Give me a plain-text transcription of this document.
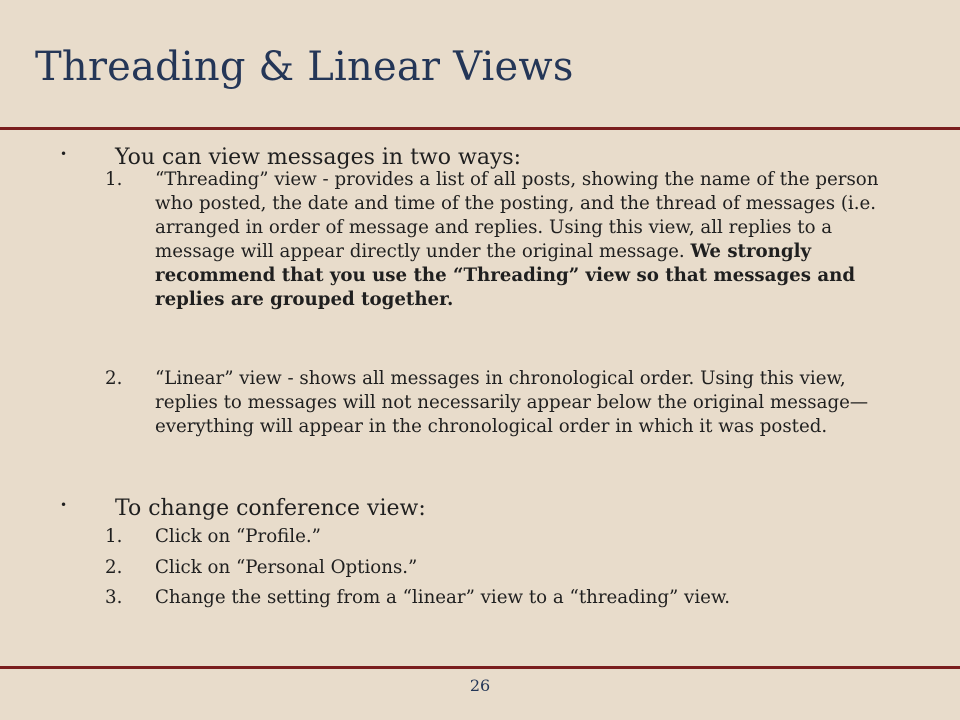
Threading & Linear Views
• You can view messages in two ways:
1.	“Threading” view - provides a list of all posts, showing the name of the person who posted, the date and time of the posting, and the thread of messages (i.e. arranged in order of message and replies. Using this view, all replies to a message will appear directly under the original message. We strongly recommend that you use the “Threading” view so that messages and replies are grouped together.
2.	“Linear” view - shows all messages in chronological order. Using this view, replies to messages will not necessarily appear below the original message—everything will appear in the chronological order in which it was posted.
• To change conference view:
1.	Click on “Profile.”
2.	Click on “Personal Options.”
3.	Change the setting from a “linear” view to a “threading” view.
26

Problem to work on> Copy every line that includes the string "replies" from the material above.

Full answer>
1.	“Threading” view - provides a list of all posts, showing the name of the person who posted, the date and time of the posting, and the thread of messages (i.e. arranged in order of message and replies. Using this view, all replies to a message will appear directly under the original message. We strongly recommend that you use the “Threading” view so that messages and replies are grouped together.
2.	“Linear” view - shows all messages in chronological order. Using this view, replies to messages will not necessarily appear below the original message—everything will appear in the chronological order in which it was posted.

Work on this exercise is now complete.